* [What the task requires] Only lines with the word "made" are wanted; copy each of them from the listing below.

* [Available data]

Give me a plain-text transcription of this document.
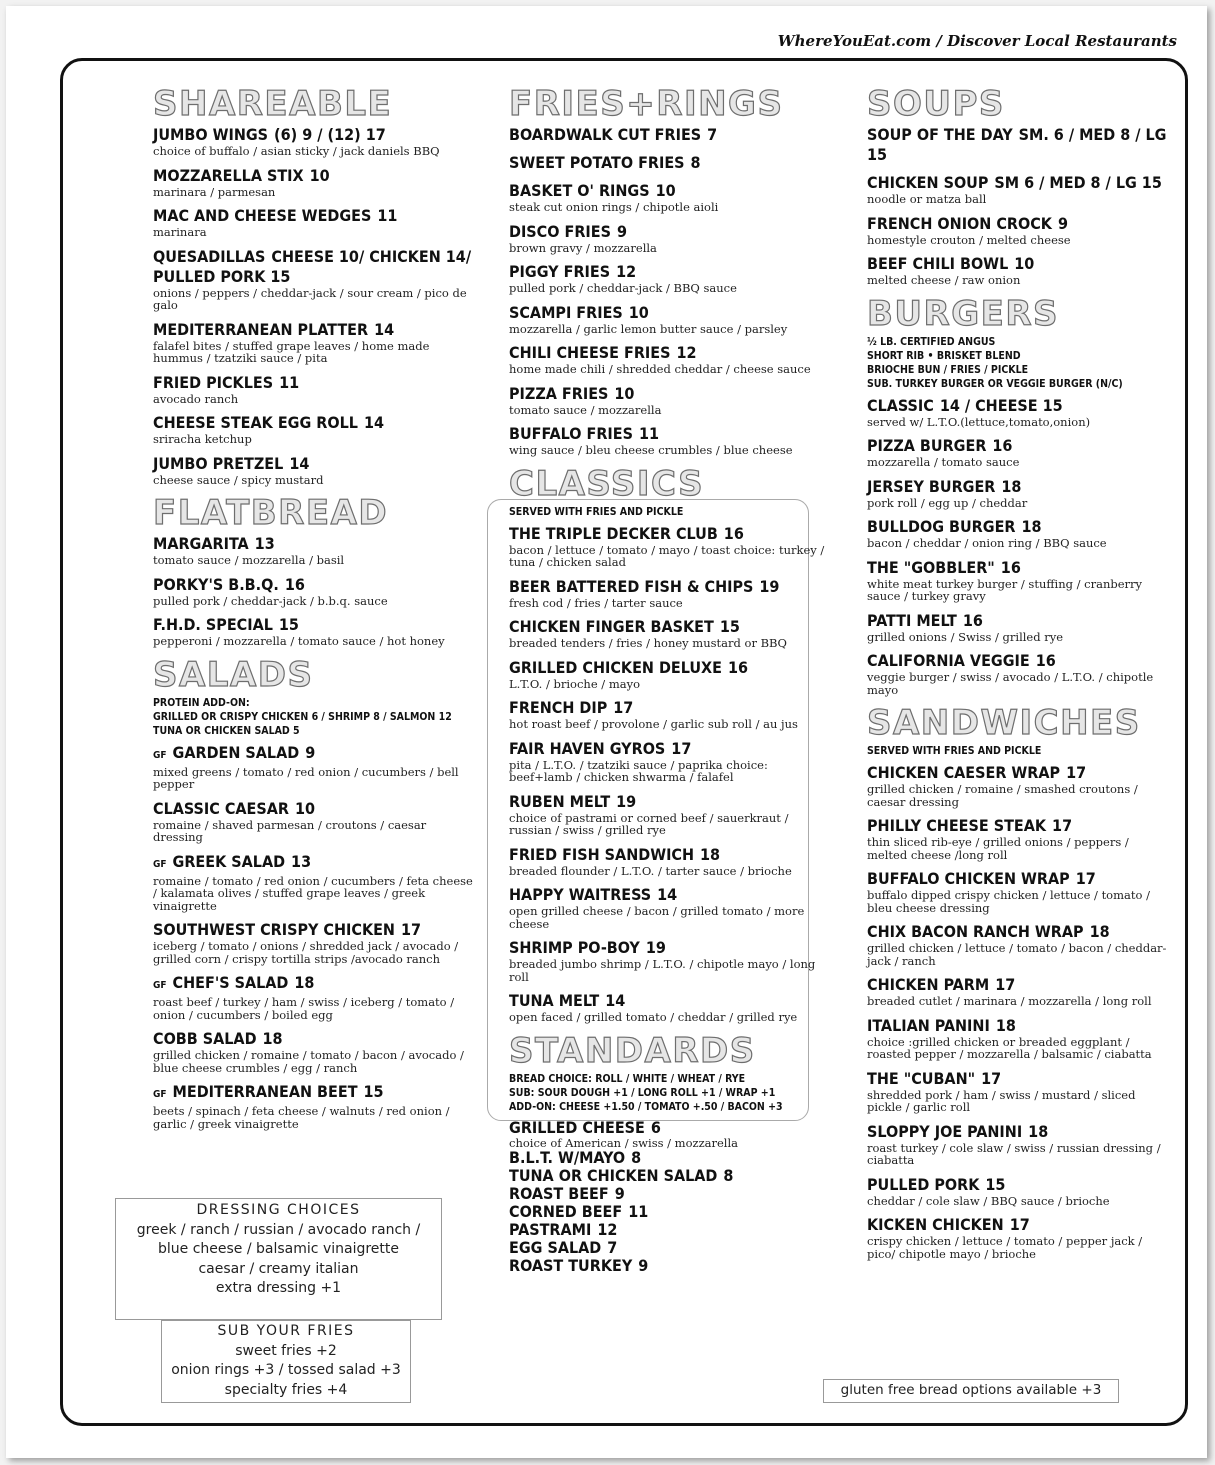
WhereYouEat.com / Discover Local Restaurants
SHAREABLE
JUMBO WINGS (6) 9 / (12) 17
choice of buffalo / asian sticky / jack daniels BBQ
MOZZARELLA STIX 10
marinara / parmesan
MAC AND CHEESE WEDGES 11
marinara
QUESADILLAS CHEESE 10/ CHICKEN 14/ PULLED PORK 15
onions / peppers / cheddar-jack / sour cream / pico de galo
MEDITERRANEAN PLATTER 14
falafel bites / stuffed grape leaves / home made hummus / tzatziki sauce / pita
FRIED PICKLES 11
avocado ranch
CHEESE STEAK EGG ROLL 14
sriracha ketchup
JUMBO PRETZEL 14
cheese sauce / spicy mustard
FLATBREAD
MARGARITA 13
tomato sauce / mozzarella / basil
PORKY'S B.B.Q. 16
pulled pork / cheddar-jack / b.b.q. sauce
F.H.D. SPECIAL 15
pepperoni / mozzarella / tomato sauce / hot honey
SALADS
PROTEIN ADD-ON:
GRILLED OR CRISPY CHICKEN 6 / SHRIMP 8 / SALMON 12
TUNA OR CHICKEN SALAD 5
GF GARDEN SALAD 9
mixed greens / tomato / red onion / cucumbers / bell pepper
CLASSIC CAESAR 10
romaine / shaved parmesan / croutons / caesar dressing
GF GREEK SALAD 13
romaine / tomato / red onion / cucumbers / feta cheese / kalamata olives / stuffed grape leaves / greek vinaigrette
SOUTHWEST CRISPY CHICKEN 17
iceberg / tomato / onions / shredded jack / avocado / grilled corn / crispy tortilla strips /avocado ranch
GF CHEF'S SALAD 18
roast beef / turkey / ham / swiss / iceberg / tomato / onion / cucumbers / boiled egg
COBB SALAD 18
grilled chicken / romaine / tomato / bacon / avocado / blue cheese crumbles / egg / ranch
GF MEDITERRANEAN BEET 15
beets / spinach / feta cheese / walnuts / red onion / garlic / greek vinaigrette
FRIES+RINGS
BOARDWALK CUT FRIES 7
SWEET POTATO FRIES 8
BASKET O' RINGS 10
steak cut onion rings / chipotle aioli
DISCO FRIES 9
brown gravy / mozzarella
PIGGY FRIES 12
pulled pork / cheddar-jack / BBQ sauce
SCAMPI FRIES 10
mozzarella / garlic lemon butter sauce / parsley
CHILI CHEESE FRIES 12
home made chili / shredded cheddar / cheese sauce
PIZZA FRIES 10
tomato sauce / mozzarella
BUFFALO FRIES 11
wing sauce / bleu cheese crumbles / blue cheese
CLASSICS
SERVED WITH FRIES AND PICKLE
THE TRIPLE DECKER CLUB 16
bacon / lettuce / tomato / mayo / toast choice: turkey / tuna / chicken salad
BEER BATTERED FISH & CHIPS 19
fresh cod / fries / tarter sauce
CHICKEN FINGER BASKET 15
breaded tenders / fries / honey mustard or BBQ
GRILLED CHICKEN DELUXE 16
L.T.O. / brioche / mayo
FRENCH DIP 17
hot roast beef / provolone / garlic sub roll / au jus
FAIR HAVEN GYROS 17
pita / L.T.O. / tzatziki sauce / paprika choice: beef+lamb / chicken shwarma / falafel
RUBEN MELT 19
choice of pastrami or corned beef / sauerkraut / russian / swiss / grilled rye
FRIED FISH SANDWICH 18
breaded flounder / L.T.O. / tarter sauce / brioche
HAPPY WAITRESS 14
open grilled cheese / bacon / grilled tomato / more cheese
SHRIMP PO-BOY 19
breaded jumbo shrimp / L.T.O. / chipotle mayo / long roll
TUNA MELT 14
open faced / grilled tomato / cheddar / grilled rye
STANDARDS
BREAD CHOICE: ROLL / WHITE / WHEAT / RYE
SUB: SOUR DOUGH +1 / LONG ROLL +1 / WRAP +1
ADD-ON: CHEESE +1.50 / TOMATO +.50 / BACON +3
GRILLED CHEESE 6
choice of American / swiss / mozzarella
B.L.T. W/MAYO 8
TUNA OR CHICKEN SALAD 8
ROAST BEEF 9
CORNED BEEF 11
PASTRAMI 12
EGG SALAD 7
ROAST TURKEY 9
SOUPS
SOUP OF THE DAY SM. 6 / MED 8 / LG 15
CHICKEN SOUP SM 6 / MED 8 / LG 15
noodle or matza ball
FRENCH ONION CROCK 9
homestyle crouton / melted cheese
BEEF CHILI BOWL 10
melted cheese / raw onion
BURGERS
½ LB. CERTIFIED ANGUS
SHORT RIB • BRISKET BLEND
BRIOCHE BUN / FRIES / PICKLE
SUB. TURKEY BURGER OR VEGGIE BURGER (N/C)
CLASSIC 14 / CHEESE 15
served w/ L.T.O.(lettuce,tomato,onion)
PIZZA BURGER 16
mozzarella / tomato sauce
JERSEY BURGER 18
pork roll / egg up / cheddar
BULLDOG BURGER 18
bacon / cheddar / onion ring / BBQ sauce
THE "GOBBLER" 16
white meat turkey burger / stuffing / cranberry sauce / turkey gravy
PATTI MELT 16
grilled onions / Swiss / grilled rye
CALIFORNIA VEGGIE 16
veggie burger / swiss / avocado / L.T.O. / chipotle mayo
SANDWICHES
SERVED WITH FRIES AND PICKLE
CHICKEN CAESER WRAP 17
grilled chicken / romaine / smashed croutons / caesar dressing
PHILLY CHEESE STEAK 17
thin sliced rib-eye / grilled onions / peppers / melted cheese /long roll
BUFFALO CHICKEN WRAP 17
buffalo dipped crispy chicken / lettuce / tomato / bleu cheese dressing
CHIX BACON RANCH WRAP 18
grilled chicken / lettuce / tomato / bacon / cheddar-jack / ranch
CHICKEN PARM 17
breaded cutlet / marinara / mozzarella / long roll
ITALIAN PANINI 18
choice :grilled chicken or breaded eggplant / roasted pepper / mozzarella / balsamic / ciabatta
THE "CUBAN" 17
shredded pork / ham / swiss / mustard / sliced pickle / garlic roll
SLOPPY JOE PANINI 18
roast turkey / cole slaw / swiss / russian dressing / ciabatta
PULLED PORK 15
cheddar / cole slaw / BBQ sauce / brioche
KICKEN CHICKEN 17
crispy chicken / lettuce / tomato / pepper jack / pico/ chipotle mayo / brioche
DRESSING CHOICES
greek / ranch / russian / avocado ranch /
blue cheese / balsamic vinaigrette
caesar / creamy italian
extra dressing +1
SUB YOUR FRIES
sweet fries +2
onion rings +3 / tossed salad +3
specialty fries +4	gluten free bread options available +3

* [Exercise answer]
falafel bites / stuffed grape leaves / home made hummus / tzatziki sauce / pita
home made chili / shredded cheddar / cheese sauce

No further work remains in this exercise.